### Given task
Work out how many lines include "text" and answer with that number only.
_ _ _ _
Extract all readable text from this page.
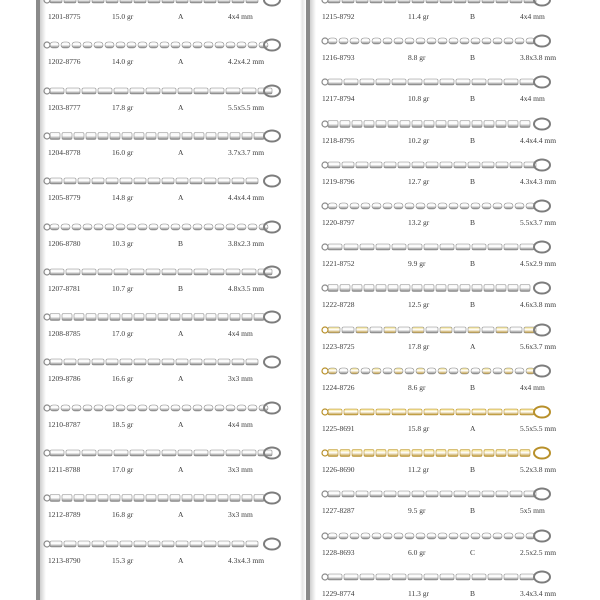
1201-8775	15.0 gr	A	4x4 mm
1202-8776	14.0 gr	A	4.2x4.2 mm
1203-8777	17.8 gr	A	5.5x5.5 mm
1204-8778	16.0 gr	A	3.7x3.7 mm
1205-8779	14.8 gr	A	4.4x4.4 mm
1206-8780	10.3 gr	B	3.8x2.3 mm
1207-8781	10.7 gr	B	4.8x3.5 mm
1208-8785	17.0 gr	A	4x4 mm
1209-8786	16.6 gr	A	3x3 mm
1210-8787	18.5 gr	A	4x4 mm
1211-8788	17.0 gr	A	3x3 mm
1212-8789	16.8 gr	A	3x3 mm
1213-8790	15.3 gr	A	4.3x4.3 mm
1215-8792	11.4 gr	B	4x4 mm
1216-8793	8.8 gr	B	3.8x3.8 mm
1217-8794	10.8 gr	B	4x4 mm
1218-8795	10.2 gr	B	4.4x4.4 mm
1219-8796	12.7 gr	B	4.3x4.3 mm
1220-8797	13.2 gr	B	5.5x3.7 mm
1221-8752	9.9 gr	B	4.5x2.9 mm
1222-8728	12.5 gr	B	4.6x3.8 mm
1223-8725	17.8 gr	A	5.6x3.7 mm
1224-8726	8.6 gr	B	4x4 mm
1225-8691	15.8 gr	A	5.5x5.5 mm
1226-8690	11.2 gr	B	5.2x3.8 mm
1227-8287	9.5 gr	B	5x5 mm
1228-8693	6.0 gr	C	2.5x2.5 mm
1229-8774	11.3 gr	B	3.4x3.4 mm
_ _ _ _
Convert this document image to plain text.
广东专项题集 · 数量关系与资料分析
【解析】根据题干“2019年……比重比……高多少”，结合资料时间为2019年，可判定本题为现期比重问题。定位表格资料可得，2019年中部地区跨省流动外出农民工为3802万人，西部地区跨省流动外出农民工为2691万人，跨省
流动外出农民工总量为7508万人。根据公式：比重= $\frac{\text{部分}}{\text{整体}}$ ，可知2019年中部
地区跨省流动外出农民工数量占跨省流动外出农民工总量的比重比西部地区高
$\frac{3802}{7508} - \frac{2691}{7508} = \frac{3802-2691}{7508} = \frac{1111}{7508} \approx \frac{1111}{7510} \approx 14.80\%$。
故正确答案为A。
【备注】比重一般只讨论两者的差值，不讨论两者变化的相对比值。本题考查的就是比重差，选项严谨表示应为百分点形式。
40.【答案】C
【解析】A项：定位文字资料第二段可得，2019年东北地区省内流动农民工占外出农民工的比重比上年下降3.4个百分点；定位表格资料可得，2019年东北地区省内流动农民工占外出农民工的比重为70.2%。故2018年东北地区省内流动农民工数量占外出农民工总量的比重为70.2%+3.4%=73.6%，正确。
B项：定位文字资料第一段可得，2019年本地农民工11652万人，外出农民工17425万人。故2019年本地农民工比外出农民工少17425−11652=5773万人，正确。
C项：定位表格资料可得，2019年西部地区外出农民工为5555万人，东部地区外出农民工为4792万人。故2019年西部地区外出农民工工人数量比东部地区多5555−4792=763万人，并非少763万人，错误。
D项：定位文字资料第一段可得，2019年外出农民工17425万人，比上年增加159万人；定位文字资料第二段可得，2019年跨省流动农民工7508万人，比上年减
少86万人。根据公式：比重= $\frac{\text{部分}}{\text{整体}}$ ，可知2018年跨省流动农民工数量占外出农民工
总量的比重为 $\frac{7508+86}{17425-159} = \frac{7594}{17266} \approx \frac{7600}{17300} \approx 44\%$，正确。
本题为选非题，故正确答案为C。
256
_ _ _ _
### Response for this exercise
4